→ **Task requirements**: Using the data below, gather each line that includes the word "title".

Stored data
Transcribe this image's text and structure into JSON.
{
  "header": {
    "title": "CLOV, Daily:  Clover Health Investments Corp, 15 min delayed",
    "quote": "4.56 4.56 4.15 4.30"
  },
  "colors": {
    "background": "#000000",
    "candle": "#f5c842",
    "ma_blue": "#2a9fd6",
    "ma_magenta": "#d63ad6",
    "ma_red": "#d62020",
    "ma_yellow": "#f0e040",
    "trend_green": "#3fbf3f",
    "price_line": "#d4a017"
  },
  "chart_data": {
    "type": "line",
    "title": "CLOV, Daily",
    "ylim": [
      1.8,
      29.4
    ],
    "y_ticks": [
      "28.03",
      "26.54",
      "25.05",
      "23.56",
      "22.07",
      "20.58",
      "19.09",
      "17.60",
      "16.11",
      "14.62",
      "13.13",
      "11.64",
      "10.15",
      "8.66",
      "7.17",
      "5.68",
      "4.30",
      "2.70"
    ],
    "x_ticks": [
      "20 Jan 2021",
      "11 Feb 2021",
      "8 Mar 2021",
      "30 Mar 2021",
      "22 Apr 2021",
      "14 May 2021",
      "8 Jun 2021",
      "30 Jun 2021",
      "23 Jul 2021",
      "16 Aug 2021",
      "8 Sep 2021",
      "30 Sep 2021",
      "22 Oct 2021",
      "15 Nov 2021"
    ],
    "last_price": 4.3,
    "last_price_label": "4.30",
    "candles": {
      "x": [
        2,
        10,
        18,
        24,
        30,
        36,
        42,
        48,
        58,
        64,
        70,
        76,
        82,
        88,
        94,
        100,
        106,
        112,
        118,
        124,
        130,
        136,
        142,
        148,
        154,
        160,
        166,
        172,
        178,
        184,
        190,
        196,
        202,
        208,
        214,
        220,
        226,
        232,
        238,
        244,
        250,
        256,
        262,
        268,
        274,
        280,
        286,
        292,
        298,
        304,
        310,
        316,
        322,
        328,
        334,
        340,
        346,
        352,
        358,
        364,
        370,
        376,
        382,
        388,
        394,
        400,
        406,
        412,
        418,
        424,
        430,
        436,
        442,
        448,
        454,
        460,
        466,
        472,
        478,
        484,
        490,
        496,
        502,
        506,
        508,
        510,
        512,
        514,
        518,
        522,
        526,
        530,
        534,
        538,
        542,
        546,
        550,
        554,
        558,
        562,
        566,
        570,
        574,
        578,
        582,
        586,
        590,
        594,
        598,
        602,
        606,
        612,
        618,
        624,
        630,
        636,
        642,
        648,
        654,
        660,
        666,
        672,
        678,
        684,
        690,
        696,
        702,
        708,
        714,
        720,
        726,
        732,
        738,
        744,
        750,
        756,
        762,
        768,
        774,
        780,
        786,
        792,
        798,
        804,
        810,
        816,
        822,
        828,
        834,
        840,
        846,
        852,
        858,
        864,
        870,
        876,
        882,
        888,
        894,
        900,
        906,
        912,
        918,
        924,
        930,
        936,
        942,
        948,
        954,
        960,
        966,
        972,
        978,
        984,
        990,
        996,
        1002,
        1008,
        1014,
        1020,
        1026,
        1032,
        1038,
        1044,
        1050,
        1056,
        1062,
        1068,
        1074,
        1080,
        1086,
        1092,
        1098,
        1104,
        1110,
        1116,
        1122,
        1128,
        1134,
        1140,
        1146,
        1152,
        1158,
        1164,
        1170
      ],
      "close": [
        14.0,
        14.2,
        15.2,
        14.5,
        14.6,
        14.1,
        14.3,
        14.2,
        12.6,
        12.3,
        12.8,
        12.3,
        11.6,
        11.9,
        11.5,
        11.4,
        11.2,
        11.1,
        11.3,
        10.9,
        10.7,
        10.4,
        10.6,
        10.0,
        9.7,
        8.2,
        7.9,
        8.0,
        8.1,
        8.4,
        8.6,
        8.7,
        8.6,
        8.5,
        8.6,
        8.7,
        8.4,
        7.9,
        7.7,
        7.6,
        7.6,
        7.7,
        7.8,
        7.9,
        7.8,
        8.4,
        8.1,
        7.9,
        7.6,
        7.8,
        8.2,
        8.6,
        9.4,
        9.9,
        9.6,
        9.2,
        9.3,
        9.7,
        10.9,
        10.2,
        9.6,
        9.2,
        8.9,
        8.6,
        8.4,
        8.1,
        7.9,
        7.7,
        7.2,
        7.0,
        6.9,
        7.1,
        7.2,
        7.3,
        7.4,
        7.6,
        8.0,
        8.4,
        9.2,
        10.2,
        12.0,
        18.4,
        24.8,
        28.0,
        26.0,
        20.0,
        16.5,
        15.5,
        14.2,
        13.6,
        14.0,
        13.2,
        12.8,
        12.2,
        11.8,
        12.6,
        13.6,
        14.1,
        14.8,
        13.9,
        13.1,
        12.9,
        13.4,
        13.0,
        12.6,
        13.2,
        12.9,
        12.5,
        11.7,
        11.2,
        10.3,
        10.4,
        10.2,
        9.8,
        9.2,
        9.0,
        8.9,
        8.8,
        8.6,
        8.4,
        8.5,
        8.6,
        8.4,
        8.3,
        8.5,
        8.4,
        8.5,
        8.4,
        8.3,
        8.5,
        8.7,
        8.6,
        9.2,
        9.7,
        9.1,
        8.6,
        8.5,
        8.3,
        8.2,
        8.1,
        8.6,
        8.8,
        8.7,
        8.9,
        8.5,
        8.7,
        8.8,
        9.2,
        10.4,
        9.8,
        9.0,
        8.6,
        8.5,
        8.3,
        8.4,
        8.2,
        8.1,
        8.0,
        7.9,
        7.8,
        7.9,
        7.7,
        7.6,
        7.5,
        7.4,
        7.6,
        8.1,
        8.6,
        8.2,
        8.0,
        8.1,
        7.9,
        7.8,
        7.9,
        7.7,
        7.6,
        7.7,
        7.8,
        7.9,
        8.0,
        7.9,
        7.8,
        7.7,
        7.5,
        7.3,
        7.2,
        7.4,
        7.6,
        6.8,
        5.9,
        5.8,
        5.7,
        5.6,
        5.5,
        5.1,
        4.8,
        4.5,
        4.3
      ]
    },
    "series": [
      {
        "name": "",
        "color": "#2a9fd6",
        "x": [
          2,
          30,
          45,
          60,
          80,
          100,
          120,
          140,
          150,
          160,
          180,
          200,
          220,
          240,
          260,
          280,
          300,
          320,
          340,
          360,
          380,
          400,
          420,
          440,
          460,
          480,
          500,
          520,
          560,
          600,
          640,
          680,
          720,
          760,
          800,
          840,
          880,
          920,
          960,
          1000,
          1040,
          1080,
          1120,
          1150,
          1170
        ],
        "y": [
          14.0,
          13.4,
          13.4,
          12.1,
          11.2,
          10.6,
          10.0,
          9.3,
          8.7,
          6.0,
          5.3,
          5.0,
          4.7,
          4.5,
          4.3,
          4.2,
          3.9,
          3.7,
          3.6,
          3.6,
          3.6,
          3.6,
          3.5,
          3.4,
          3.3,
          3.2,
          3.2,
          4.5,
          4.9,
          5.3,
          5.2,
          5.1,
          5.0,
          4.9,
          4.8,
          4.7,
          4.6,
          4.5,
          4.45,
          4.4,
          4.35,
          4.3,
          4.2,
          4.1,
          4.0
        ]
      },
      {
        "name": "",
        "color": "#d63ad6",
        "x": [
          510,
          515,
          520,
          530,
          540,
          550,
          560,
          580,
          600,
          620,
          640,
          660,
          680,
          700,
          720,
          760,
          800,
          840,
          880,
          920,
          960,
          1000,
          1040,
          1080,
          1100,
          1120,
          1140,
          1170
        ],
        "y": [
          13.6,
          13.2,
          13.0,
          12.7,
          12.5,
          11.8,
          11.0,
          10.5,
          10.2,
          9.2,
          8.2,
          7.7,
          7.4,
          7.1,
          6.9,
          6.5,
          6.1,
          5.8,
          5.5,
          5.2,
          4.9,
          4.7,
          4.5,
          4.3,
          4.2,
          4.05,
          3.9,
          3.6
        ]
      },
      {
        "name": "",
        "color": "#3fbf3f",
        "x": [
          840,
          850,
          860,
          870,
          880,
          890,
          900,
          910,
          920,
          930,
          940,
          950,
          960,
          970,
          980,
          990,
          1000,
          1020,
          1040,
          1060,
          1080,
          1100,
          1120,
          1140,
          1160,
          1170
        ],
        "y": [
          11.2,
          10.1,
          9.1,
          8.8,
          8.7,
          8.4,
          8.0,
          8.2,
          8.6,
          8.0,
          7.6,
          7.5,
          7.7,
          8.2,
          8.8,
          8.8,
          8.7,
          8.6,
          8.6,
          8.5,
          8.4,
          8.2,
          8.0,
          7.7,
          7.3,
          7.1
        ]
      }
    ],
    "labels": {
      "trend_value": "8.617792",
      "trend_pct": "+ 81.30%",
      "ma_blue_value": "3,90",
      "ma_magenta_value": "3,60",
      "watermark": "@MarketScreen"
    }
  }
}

→ **Answer below**:
    "title": "CLOV, Daily:  Clover Health Investments Corp, 15 min delayed",
    "title": "CLOV, Daily",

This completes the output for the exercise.